- _GOAL_: Using the records below, please work out how many lines contain "Power"; answer with the number alone.
━━━ DATA SHOWN ━━━
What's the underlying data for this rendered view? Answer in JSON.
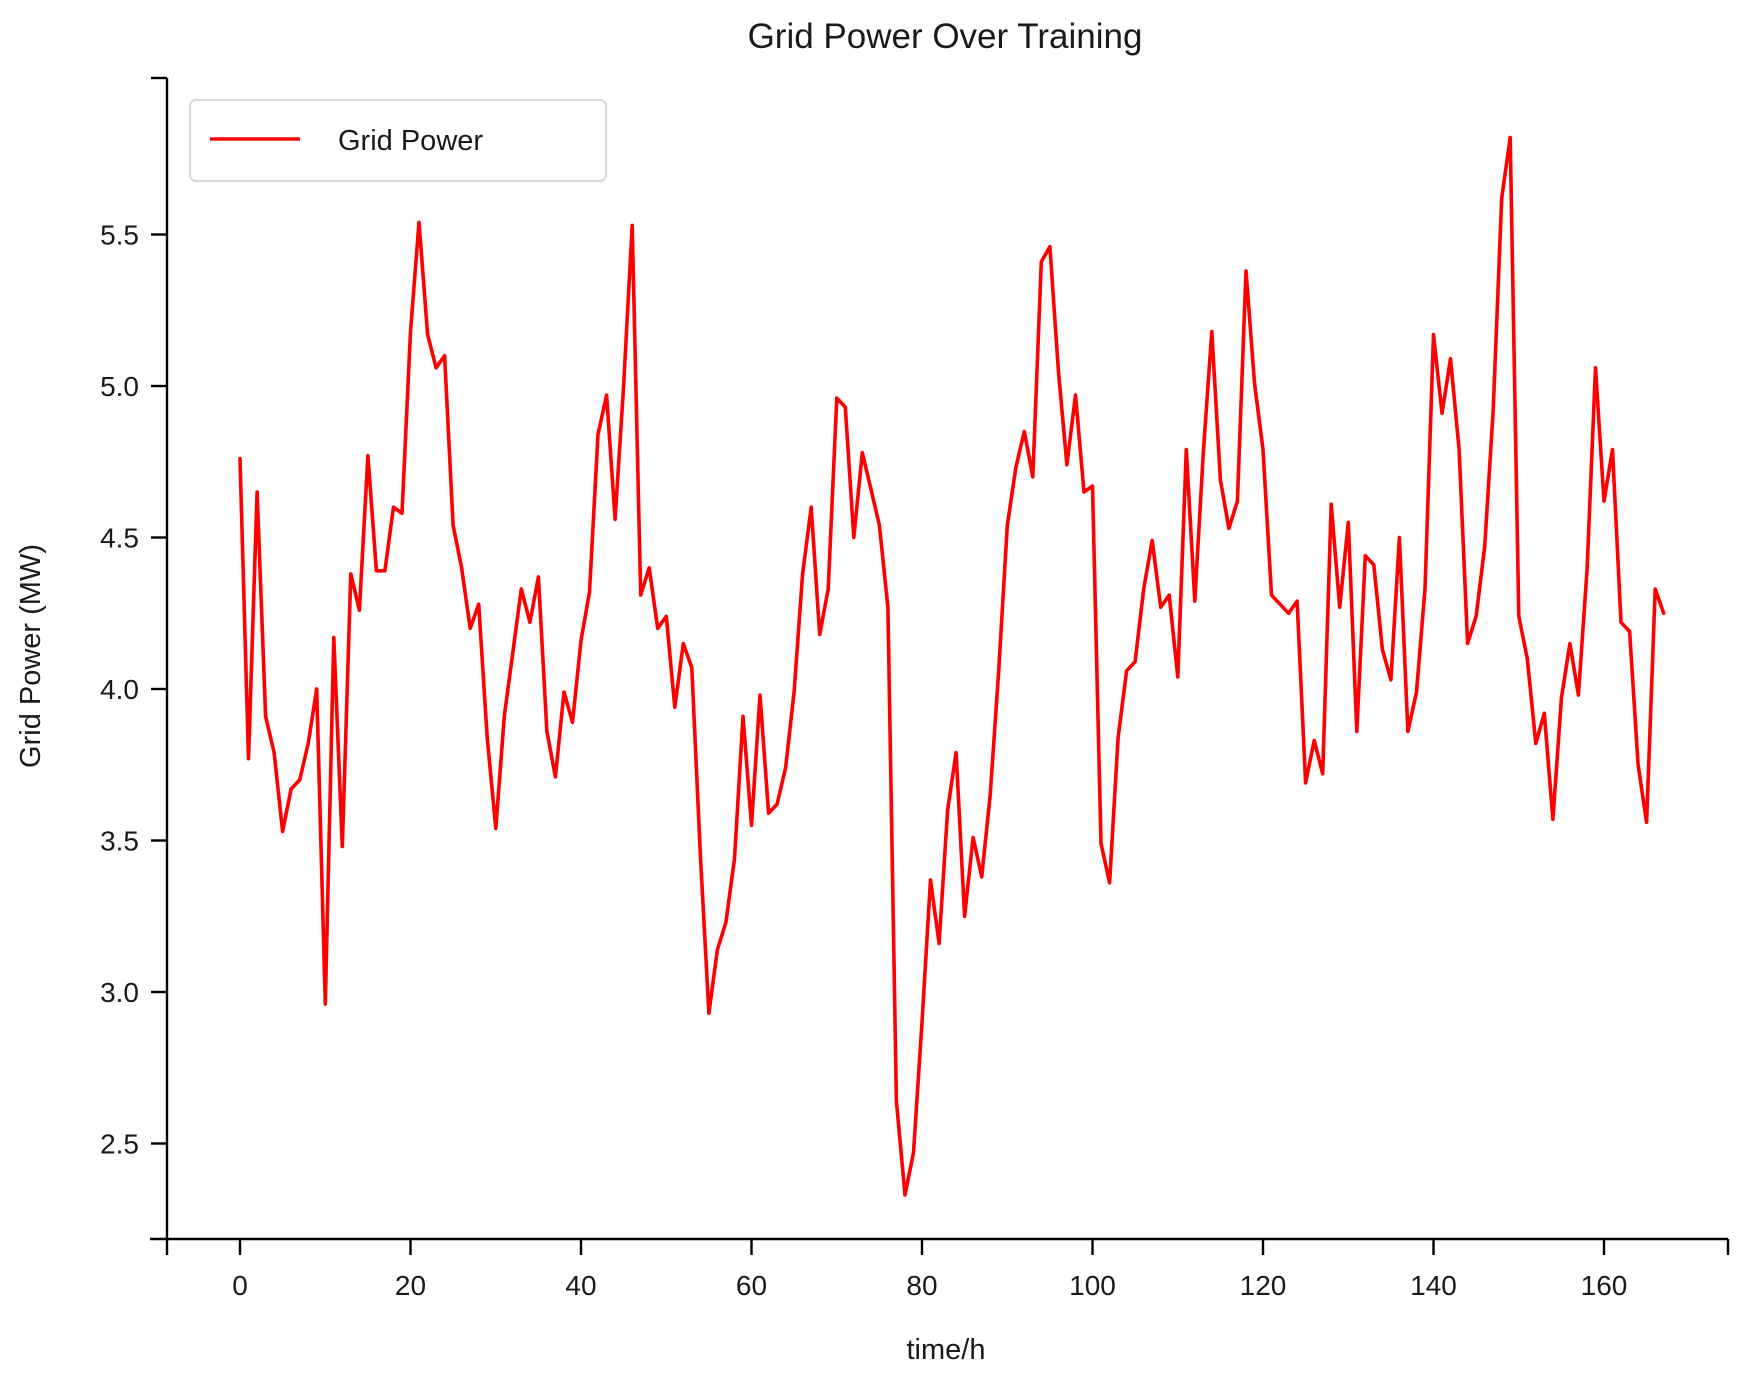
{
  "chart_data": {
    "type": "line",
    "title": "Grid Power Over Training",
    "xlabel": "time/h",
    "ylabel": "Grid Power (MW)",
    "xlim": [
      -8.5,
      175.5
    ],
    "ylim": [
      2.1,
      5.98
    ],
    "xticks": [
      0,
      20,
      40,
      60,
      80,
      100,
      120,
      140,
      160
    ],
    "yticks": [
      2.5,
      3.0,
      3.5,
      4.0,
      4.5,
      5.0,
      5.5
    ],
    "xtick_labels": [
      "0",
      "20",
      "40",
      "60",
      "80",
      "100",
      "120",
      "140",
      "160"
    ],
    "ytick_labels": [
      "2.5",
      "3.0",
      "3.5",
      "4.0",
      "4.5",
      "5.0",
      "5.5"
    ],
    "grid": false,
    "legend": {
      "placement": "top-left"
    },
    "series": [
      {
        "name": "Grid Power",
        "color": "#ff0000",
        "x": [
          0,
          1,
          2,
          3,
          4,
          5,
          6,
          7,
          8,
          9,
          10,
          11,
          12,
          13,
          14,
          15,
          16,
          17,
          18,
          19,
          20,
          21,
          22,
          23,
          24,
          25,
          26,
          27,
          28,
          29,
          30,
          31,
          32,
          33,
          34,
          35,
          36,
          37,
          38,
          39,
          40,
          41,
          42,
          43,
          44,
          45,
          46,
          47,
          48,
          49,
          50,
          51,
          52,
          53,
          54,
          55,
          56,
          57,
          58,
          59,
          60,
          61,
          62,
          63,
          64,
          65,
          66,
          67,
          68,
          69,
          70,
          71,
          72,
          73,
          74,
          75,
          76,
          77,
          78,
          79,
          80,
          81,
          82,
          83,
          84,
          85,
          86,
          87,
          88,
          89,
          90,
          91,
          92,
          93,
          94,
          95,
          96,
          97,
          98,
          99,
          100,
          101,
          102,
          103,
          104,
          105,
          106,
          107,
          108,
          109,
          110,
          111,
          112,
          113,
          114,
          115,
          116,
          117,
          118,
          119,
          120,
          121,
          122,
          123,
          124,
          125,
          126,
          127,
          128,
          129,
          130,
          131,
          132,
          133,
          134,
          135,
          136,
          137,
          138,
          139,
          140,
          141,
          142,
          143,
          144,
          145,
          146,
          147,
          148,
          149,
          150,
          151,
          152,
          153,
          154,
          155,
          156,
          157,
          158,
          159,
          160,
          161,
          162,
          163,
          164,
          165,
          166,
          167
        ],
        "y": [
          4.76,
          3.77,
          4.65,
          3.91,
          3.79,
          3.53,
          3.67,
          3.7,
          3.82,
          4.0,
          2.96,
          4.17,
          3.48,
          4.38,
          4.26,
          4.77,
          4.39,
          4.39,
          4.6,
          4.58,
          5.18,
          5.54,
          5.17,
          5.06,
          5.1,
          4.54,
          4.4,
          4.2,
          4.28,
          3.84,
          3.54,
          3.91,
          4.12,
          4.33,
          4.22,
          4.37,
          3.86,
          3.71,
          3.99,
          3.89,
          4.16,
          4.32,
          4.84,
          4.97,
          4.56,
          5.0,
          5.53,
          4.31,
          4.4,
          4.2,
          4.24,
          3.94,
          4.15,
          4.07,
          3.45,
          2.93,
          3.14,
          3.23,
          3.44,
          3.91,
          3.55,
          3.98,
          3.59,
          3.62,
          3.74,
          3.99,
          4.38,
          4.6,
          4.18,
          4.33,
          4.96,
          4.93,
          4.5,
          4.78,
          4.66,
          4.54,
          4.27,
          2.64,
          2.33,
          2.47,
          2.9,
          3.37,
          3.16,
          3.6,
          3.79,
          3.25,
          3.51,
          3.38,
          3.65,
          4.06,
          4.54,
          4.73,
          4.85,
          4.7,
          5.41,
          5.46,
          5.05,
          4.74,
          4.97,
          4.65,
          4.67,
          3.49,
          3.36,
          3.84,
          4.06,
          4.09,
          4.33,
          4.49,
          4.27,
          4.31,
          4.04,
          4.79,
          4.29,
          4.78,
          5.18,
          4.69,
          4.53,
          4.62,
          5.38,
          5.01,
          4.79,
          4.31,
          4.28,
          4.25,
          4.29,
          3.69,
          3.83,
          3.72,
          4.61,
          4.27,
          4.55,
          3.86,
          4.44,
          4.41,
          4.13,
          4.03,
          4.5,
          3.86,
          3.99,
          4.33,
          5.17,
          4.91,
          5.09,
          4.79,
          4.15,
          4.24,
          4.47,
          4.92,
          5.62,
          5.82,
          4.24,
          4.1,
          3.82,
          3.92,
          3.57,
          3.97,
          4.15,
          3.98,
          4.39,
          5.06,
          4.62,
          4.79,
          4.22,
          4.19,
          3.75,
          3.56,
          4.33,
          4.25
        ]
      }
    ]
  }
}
━━━
- _CORRECT OUTPUT_: 3